* _JOB_
Pull every "military" line out of the data below.

* _RECORDS TO USE_
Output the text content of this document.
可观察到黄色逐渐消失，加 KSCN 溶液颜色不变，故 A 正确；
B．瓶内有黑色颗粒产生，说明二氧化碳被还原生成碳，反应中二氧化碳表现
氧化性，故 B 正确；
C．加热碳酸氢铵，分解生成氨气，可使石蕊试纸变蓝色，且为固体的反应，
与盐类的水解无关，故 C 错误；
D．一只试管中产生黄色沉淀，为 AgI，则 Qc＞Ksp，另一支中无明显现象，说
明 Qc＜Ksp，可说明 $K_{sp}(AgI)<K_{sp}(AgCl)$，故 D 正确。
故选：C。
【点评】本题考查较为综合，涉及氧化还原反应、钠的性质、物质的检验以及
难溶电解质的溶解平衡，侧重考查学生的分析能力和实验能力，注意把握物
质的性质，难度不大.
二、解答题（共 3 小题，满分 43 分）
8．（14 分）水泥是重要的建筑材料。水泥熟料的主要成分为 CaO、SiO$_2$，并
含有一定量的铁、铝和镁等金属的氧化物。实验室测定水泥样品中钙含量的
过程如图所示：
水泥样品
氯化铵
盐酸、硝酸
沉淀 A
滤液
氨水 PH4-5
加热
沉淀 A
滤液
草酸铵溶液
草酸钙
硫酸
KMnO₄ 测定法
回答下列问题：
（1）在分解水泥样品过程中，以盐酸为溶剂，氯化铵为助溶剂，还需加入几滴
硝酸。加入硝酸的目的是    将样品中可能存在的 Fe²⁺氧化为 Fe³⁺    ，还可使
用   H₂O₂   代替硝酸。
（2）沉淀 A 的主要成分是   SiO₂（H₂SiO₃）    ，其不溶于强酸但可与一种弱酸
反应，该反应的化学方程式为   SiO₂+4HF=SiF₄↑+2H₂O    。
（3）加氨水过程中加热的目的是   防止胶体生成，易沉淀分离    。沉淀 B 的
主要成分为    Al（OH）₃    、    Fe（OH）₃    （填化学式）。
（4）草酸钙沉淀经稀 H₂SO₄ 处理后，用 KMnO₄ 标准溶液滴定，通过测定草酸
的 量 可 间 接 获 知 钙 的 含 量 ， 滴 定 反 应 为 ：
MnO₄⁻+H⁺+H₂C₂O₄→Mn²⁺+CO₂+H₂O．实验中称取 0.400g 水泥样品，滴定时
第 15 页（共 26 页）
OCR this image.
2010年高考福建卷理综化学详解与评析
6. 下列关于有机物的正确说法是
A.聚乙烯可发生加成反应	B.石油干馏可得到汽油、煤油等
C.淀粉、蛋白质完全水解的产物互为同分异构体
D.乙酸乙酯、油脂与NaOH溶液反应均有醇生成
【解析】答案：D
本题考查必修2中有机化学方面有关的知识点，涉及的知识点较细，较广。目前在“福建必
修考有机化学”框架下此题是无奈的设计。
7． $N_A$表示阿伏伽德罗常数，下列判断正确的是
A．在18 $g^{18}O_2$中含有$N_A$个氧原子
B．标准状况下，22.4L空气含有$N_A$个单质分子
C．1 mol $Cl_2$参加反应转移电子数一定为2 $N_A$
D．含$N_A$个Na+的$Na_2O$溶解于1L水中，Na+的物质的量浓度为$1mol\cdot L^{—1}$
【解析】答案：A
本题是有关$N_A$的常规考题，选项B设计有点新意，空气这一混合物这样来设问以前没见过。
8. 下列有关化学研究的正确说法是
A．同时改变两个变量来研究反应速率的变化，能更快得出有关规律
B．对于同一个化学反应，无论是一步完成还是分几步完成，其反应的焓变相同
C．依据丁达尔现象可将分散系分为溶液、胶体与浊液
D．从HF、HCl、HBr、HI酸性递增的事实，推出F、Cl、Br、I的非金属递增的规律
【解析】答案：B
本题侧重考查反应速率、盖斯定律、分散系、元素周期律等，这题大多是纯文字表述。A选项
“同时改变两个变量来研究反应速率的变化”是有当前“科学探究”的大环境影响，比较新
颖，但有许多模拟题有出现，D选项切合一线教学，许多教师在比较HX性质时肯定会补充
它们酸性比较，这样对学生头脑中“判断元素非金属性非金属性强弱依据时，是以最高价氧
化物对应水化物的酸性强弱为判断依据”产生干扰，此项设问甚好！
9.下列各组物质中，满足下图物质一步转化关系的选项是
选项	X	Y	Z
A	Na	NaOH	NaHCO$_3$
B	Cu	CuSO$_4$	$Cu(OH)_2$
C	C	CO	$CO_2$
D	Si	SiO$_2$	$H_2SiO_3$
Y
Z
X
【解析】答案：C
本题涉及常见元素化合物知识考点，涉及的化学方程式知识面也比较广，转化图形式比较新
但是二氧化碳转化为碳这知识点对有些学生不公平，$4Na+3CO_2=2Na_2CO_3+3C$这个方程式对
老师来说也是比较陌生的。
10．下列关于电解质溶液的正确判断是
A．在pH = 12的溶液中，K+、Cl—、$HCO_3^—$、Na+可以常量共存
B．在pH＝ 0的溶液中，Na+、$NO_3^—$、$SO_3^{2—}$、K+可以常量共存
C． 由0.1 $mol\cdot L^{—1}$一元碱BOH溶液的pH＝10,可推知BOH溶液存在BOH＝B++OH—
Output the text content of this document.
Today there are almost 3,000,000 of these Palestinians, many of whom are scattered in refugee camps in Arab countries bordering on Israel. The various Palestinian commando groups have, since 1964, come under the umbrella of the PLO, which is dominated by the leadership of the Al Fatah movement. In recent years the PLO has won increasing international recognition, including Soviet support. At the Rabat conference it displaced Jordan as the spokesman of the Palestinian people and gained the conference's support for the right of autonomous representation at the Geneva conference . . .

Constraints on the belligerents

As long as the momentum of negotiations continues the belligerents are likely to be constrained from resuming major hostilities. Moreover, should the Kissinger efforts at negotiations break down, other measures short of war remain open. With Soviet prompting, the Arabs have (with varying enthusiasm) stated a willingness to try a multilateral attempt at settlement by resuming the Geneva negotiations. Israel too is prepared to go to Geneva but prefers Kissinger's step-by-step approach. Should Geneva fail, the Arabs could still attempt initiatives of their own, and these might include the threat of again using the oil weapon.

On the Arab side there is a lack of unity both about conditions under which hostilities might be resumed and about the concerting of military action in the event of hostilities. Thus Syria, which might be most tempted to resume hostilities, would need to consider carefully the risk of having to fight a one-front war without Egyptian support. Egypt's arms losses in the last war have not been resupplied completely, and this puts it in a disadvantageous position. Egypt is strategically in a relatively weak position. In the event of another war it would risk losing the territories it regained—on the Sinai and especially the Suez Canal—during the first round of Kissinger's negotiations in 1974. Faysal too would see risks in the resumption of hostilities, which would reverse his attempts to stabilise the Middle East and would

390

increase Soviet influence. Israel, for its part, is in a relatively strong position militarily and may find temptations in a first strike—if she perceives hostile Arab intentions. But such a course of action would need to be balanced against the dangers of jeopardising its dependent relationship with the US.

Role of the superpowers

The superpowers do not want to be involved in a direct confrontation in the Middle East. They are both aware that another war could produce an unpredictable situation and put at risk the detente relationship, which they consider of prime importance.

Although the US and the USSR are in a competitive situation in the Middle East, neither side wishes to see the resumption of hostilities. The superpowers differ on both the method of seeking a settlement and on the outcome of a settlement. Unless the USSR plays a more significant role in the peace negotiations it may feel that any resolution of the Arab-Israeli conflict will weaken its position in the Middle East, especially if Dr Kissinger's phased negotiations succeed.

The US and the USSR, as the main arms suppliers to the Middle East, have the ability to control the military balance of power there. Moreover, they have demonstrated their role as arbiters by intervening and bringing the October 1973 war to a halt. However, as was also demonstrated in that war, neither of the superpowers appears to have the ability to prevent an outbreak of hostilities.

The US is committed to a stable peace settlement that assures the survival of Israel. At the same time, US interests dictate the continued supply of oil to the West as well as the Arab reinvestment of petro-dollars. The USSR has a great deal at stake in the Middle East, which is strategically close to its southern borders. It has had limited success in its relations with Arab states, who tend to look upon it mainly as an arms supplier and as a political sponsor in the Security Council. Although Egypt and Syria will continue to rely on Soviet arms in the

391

* _TASK RESULT_
On the Arab side there is a lack of unity both about conditions under which hostilities might be resumed and about the concerting of military action in the event of hostilities. Thus Syria, which might be most tempted to resume hostilities, would need to consider carefully the risk of having to fight a one-front war without Egyptian support. Egypt's arms losses in the last war have not been resupplied completely, and this puts it in a disadvantageous position. Egypt is strategically in a relatively weak position. In the event of another war it would risk losing the territories it regained—on the Sinai and especially the Suez Canal—during the first round of Kissinger's negotiations in 1974. Faysal too would see risks in the resumption of hostilities, which would reverse his attempts to stabilise the Middle East and would
The US and the USSR, as the main arms suppliers to the Middle East, have the ability to control the military balance of power there. Moreover, they have demonstrated their role as arbiters by intervening and bringing the October 1973 war to a halt. However, as was also demonstrated in that war, neither of the superpowers appears to have the ability to prevent an outbreak of hostilities.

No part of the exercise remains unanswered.